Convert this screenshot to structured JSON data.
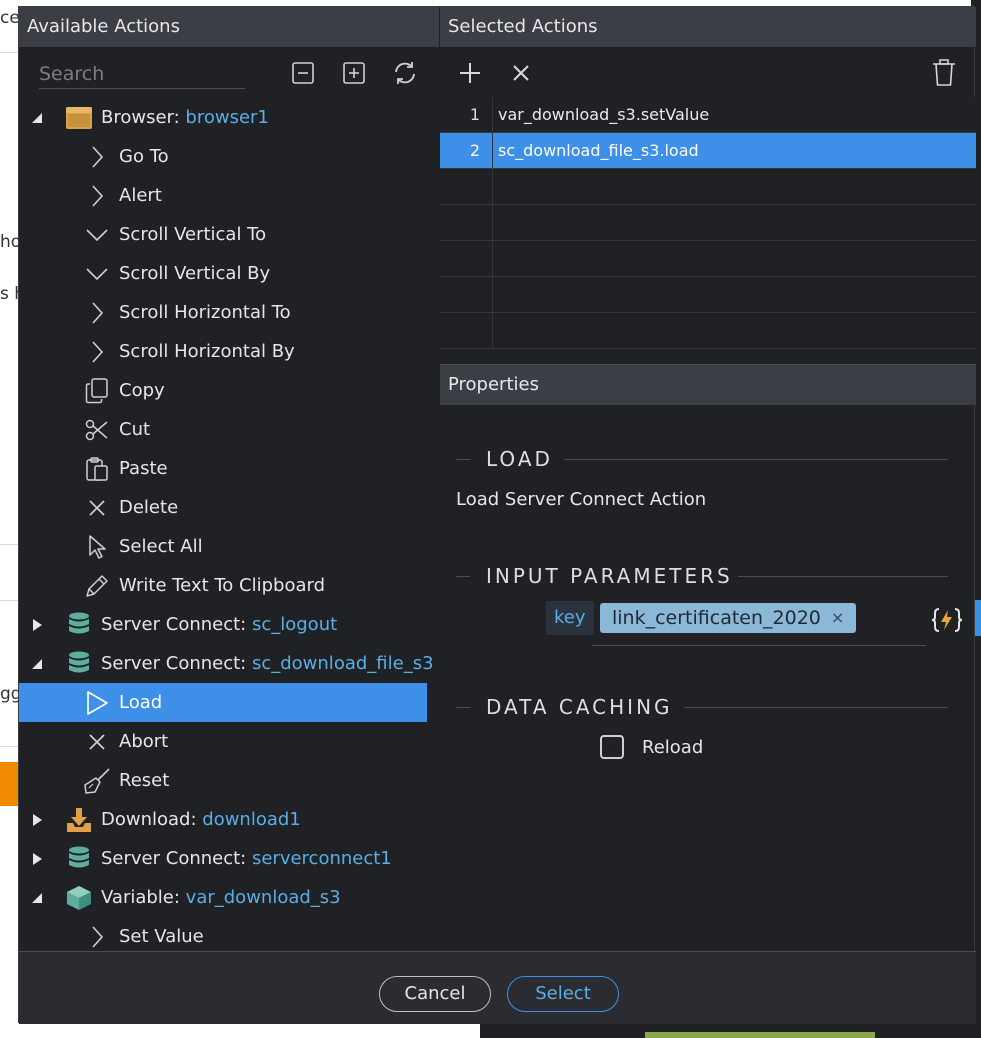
{
  "background": {
    "fragments": [
      "ce",
      "ho",
      "s h",
      "gg"
    ],
    "accent_orange": "#f08a00"
  },
  "left_panel": {
    "title": "Available Actions",
    "search_placeholder": "Search",
    "toolbar": {
      "collapse_icon": "minus-square-icon",
      "expand_icon": "plus-square-icon",
      "refresh_icon": "refresh-icon"
    },
    "tree": [
      {
        "label": "Browser: ",
        "name": "browser1",
        "icon": "browser-window-icon",
        "toggle": "expanded",
        "level": 0
      },
      {
        "label": "Go To",
        "icon": "chevron-right-icon",
        "level": 1
      },
      {
        "label": "Alert",
        "icon": "chevron-right-icon",
        "level": 1
      },
      {
        "label": "Scroll Vertical To",
        "icon": "chevron-down-icon",
        "level": 1
      },
      {
        "label": "Scroll Vertical By",
        "icon": "chevron-down-icon",
        "level": 1
      },
      {
        "label": "Scroll Horizontal To",
        "icon": "chevron-right-icon",
        "level": 1
      },
      {
        "label": "Scroll Horizontal By",
        "icon": "chevron-right-icon",
        "level": 1
      },
      {
        "label": "Copy",
        "icon": "copy-icon",
        "level": 1
      },
      {
        "label": "Cut",
        "icon": "scissors-icon",
        "level": 1
      },
      {
        "label": "Paste",
        "icon": "paste-icon",
        "level": 1
      },
      {
        "label": "Delete",
        "icon": "x-icon",
        "level": 1
      },
      {
        "label": "Select All",
        "icon": "cursor-icon",
        "level": 1
      },
      {
        "label": "Write Text To Clipboard",
        "icon": "pencil-icon",
        "level": 1
      },
      {
        "label": "Server Connect: ",
        "name": "sc_logout",
        "icon": "database-icon",
        "toggle": "collapsed",
        "level": 0
      },
      {
        "label": "Server Connect: ",
        "name": "sc_download_file_s3",
        "icon": "database-icon",
        "toggle": "expanded",
        "level": 0
      },
      {
        "label": "Load",
        "icon": "play-icon",
        "level": 1,
        "selected": true
      },
      {
        "label": "Abort",
        "icon": "x-icon",
        "level": 1
      },
      {
        "label": "Reset",
        "icon": "broom-icon",
        "level": 1
      },
      {
        "label": "Download: ",
        "name": "download1",
        "icon": "download-icon",
        "toggle": "collapsed",
        "level": 0
      },
      {
        "label": "Server Connect: ",
        "name": "serverconnect1",
        "icon": "database-icon",
        "toggle": "collapsed",
        "level": 0
      },
      {
        "label": "Variable: ",
        "name": "var_download_s3",
        "icon": "cube-icon",
        "toggle": "expanded",
        "level": 0
      },
      {
        "label": "Set Value",
        "icon": "chevron-right-icon",
        "level": 1
      }
    ]
  },
  "selected_actions": {
    "title": "Selected Actions",
    "toolbar": {
      "add_icon": "plus-icon",
      "remove_icon": "x-icon",
      "trash_icon": "trash-icon"
    },
    "rows": [
      {
        "num": "1",
        "action": "var_download_s3.setValue",
        "selected": false
      },
      {
        "num": "2",
        "action": "sc_download_file_s3.load",
        "selected": true
      },
      {
        "num": "",
        "action": "",
        "selected": false
      },
      {
        "num": "",
        "action": "",
        "selected": false
      },
      {
        "num": "",
        "action": "",
        "selected": false
      },
      {
        "num": "",
        "action": "",
        "selected": false
      },
      {
        "num": "",
        "action": "",
        "selected": false
      }
    ]
  },
  "properties": {
    "title": "Properties",
    "section_load": "LOAD",
    "description": "Load Server Connect Action",
    "section_input": "INPUT PARAMETERS",
    "param_key": "key",
    "param_value": "link_certificaten_2020",
    "tag_remove": "×",
    "dynamic_icon": "dynamic-data-icon",
    "section_caching": "DATA CACHING",
    "reload_label": "Reload",
    "reload_checked": false
  },
  "footer": {
    "cancel_label": "Cancel",
    "select_label": "Select"
  },
  "colors": {
    "selection": "#3d8fe8",
    "link": "#5aaee6",
    "panel_bg": "#1f2125",
    "header_bg": "#3b3e44"
  }
}
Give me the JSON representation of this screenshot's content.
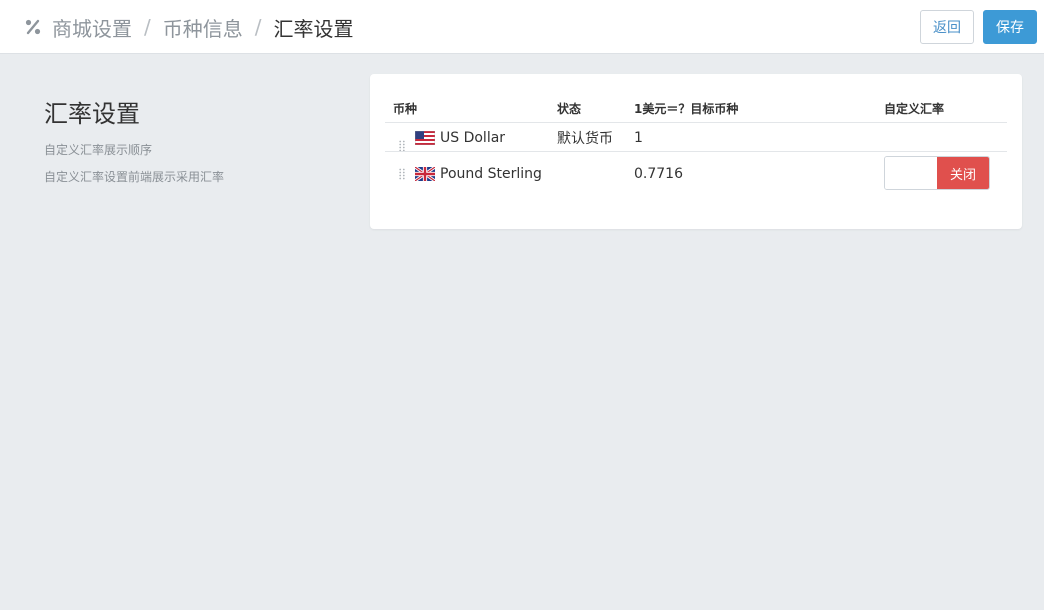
{
  "breadcrumb": {
    "icon": "percent-icon",
    "items": [
      "商城设置",
      "币种信息",
      "汇率设置"
    ],
    "separator": "/"
  },
  "actions": {
    "back_label": "返回",
    "save_label": "保存",
    "accent": "#3d9ad6"
  },
  "side": {
    "title": "汇率设置",
    "desc1": "自定义汇率展示顺序",
    "desc2": "自定义汇率设置前端展示采用汇率"
  },
  "table": {
    "headers": {
      "currency": "币种",
      "status": "状态",
      "rate": "1美元＝？目标币种",
      "custom": "自定义汇率"
    },
    "rows": [
      {
        "flag": "us-flag-icon",
        "name": "US Dollar",
        "status": "默认货币",
        "rate": "1"
      },
      {
        "flag": "uk-flag-icon",
        "name": "Pound Sterling",
        "status": "",
        "rate": "0.7716",
        "custom_input": "",
        "toggle_label": "关闭",
        "toggle_color": "#e0504d"
      }
    ]
  }
}
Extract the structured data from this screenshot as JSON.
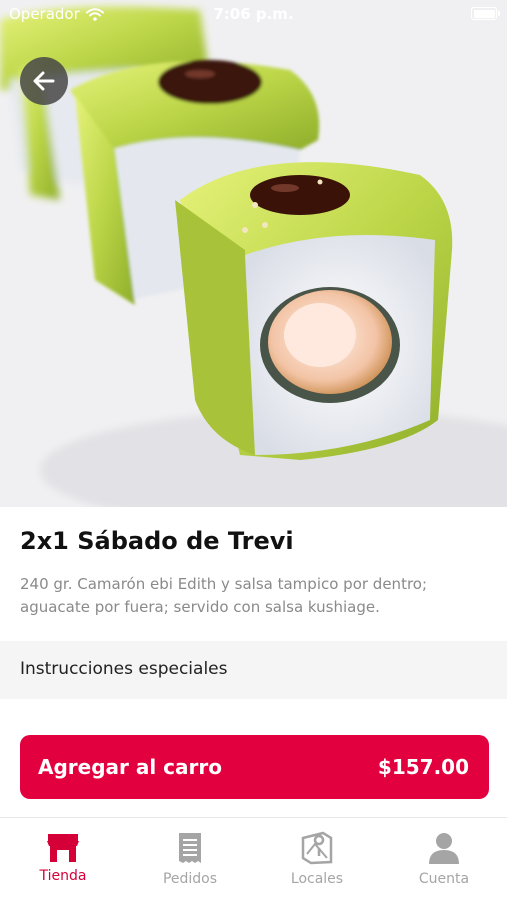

» Exercise instructions
Leave out the pictures and retype every line above exactly.

» Exercise answer
Convert this screenshot to structured JSON data.
{
  "background": {
    "fragments": [
      "ce",
      "ho",
      "s h",
      "gg"
    ],
    "accent_orange": "#f08a00"
  },
  "left_panel": {
    "title": "Available Actions",
    "search_placeholder": "Search",
    "toolbar": {
      "collapse_icon": "minus-square-icon",
      "expand_icon": "plus-square-icon",
      "refresh_icon": "refresh-icon"
    },
    "tree": [
      {
        "label": "Browser: ",
        "name": "browser1",
        "icon": "browser-window-icon",
        "toggle": "expanded",
        "level": 0
      },
      {
        "label": "Go To",
        "icon": "chevron-right-icon",
        "level": 1
      },
      {
        "label": "Alert",
        "icon": "chevron-right-icon",
        "level": 1
      },
      {
        "label": "Scroll Vertical To",
        "icon": "chevron-down-icon",
        "level": 1
      },
      {
        "label": "Scroll Vertical By",
        "icon": "chevron-down-icon",
        "level": 1
      },
      {
        "label": "Scroll Horizontal To",
        "icon": "chevron-right-icon",
        "level": 1
      },
      {
        "label": "Scroll Horizontal By",
        "icon": "chevron-right-icon",
        "level": 1
      },
      {
        "label": "Copy",
        "icon": "copy-icon",
        "level": 1
      },
      {
        "label": "Cut",
        "icon": "scissors-icon",
        "level": 1
      },
      {
        "label": "Paste",
        "icon": "paste-icon",
        "level": 1
      },
      {
        "label": "Delete",
        "icon": "x-icon",
        "level": 1
      },
      {
        "label": "Select All",
        "icon": "cursor-icon",
        "level": 1
      },
      {
        "label": "Write Text To Clipboard",
        "icon": "pencil-icon",
        "level": 1
      },
      {
        "label": "Server Connect: ",
        "name": "sc_logout",
        "icon": "database-icon",
        "toggle": "collapsed",
        "level": 0
      },
      {
        "label": "Server Connect: ",
        "name": "sc_download_file_s3",
        "icon": "database-icon",
        "toggle": "expanded",
        "level": 0
      },
      {
        "label": "Load",
        "icon": "play-icon",
        "level": 1,
        "selected": true
      },
      {
        "label": "Abort",
        "icon": "x-icon",
        "level": 1
      },
      {
        "label": "Reset",
        "icon": "broom-icon",
        "level": 1
      },
      {
        "label": "Download: ",
        "name": "download1",
        "icon": "download-icon",
        "toggle": "collapsed",
        "level": 0
      },
      {
        "label": "Server Connect: ",
        "name": "serverconnect1",
        "icon": "database-icon",
        "toggle": "collapsed",
        "level": 0
      },
      {
        "label": "Variable: ",
        "name": "var_download_s3",
        "icon": "cube-icon",
        "toggle": "expanded",
        "level": 0
      },
      {
        "label": "Set Value",
        "icon": "chevron-right-icon",
        "level": 1
      }
    ]
  },
  "selected_actions": {
    "title": "Selected Actions",
    "toolbar": {
      "add_icon": "plus-icon",
      "remove_icon": "x-icon",
      "trash_icon": "trash-icon"
    },
    "rows": [
      {
        "num": "1",
        "action": "var_download_s3.setValue",
        "selected": false
      },
      {
        "num": "2",
        "action": "sc_download_file_s3.load",
        "selected": true
      },
      {
        "num": "",
        "action": "",
        "selected": false
      },
      {
        "num": "",
        "action": "",
        "selected": false
      },
      {
        "num": "",
        "action": "",
        "selected": false
      },
      {
        "num": "",
        "action": "",
        "selected": false
      },
      {
        "num": "",
        "action": "",
        "selected": false
      }
    ]
  },
  "properties": {
    "title": "Properties",
    "section_load": "LOAD",
    "description": "Load Server Connect Action",
    "section_input": "INPUT PARAMETERS",
    "param_key": "key",
    "param_value": "link_certificaten_2020",
    "tag_remove": "×",
    "dynamic_icon": "dynamic-data-icon",
    "section_caching": "DATA CACHING",
    "reload_label": "Reload",
    "reload_checked": false
  },
  "footer": {
    "cancel_label": "Cancel",
    "select_label": "Select"
  },
  "colors": {
    "selection": "#3d8fe8",
    "link": "#5aaee6",
    "panel_bg": "#1f2125",
    "header_bg": "#3b3e44"
  }
}
Give me the JSON representation of this screenshot's content.
{
  "breadcrumb": {
    "icon": "percent-icon",
    "items": [
      "商城设置",
      "币种信息",
      "汇率设置"
    ],
    "separator": "/"
  },
  "actions": {
    "back_label": "返回",
    "save_label": "保存",
    "accent": "#3d9ad6"
  },
  "side": {
    "title": "汇率设置",
    "desc1": "自定义汇率展示顺序",
    "desc2": "自定义汇率设置前端展示采用汇率"
  },
  "table": {
    "headers": {
      "currency": "币种",
      "status": "状态",
      "rate": "1美元＝？目标币种",
      "custom": "自定义汇率"
    },
    "rows": [
      {
        "flag": "us-flag-icon",
        "name": "US Dollar",
        "status": "默认货币",
        "rate": "1"
      },
      {
        "flag": "uk-flag-icon",
        "name": "Pound Sterling",
        "status": "",
        "rate": "0.7716",
        "custom_input": "",
        "toggle_label": "关闭",
        "toggle_color": "#e0504d"
      }
    ]
  }
}
Extract the structured data from this screenshot as JSON.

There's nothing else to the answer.